__REQUIREMENTS__. All the data should be repeated exactly. Any image in it is left out.

__DATA EXTRACT__.
------------------------------------
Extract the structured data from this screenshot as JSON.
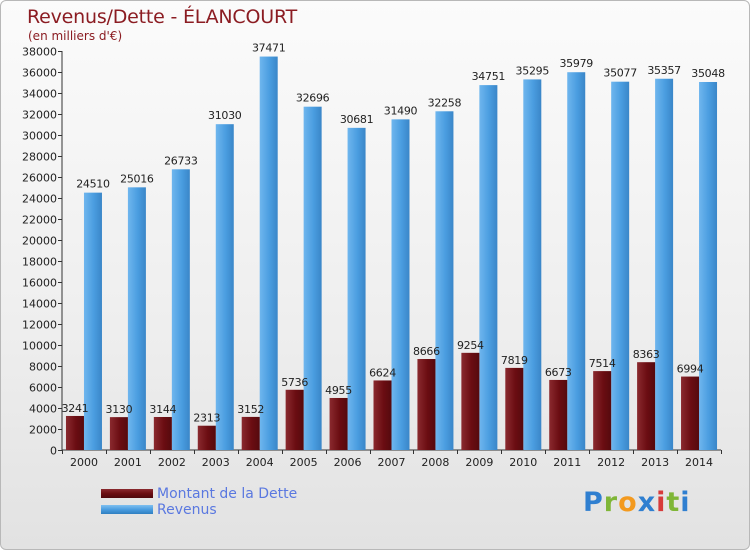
{
  "header": {
    "title": "Revenus/Dette - ÉLANCOURT",
    "subtitle": "(en milliers d'€)"
  },
  "legend": {
    "debt_label": "Montant de la Dette",
    "revenue_label": "Revenus"
  },
  "brand": {
    "letters": [
      "P",
      "r",
      "o",
      "x",
      "i",
      "t",
      "i"
    ],
    "colors": [
      "#2f7fd0",
      "#7fb637",
      "#f39a1f",
      "#2f7fd0",
      "#d73b3b",
      "#7fb637",
      "#2f7fd0"
    ]
  },
  "colors": {
    "debt": "#6b0d12",
    "debt_light": "#9a3a3e",
    "revenue": "#4a9de0",
    "revenue_light": "#78bdf0",
    "title": "#8b1c22"
  },
  "chart_data": {
    "type": "bar",
    "title": "Revenus/Dette - ÉLANCOURT",
    "ylabel": "(en milliers d'€)",
    "xlabel": "",
    "categories": [
      "2000",
      "2001",
      "2002",
      "2003",
      "2004",
      "2005",
      "2006",
      "2007",
      "2008",
      "2009",
      "2010",
      "2011",
      "2012",
      "2013",
      "2014"
    ],
    "ylim": [
      0,
      38000
    ],
    "ytick_step": 2000,
    "grid": false,
    "legend_position": "bottom-left",
    "series": [
      {
        "name": "Montant de la Dette",
        "values": [
          3241,
          3130,
          3144,
          2313,
          3152,
          5736,
          4955,
          6624,
          8666,
          9254,
          7819,
          6673,
          7514,
          8363,
          6994
        ],
        "labels": [
          "3241",
          "3130",
          "3144",
          "2313",
          "3152",
          "5736",
          "4955",
          "6624",
          "8666",
          "9254",
          "7819",
          "6673",
          "7514",
          "8363",
          "6994"
        ]
      },
      {
        "name": "Revenus",
        "values": [
          24510,
          25016,
          26733,
          31030,
          37471,
          32696,
          30681,
          31490,
          32258,
          34751,
          35295,
          35979,
          35077,
          35357,
          35048
        ],
        "labels": [
          "24510",
          "25016",
          "26733",
          "31030",
          "37471",
          "32696",
          "30681",
          "31490",
          "32258",
          "34751",
          "35295",
          "35979",
          "35077",
          "35357",
          "35048"
        ]
      }
    ]
  }
}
------------------------------------
__RESPONSE BELOW__.
Extract the structured data from this screenshot as JSON.
{
  "header": {
    "title": "Revenus/Dette - ÉLANCOURT",
    "subtitle": "(en milliers d'€)"
  },
  "legend": {
    "debt_label": "Montant de la Dette",
    "revenue_label": "Revenus"
  },
  "brand": {
    "letters": [
      "P",
      "r",
      "o",
      "x",
      "i",
      "t",
      "i"
    ],
    "colors": [
      "#2f7fd0",
      "#7fb637",
      "#f39a1f",
      "#2f7fd0",
      "#d73b3b",
      "#7fb637",
      "#2f7fd0"
    ]
  },
  "colors": {
    "debt": "#6b0d12",
    "debt_light": "#9a3a3e",
    "revenue": "#4a9de0",
    "revenue_light": "#78bdf0",
    "title": "#8b1c22"
  },
  "chart_data": {
    "type": "bar",
    "title": "Revenus/Dette - ÉLANCOURT",
    "ylabel": "(en milliers d'€)",
    "xlabel": "",
    "categories": [
      "2000",
      "2001",
      "2002",
      "2003",
      "2004",
      "2005",
      "2006",
      "2007",
      "2008",
      "2009",
      "2010",
      "2011",
      "2012",
      "2013",
      "2014"
    ],
    "ylim": [
      0,
      38000
    ],
    "ytick_step": 2000,
    "grid": false,
    "legend_position": "bottom-left",
    "series": [
      {
        "name": "Montant de la Dette",
        "values": [
          3241,
          3130,
          3144,
          2313,
          3152,
          5736,
          4955,
          6624,
          8666,
          9254,
          7819,
          6673,
          7514,
          8363,
          6994
        ],
        "labels": [
          "3241",
          "3130",
          "3144",
          "2313",
          "3152",
          "5736",
          "4955",
          "6624",
          "8666",
          "9254",
          "7819",
          "6673",
          "7514",
          "8363",
          "6994"
        ]
      },
      {
        "name": "Revenus",
        "values": [
          24510,
          25016,
          26733,
          31030,
          37471,
          32696,
          30681,
          31490,
          32258,
          34751,
          35295,
          35979,
          35077,
          35357,
          35048
        ],
        "labels": [
          "24510",
          "25016",
          "26733",
          "31030",
          "37471",
          "32696",
          "30681",
          "31490",
          "32258",
          "34751",
          "35295",
          "35979",
          "35077",
          "35357",
          "35048"
        ]
      }
    ]
  }
}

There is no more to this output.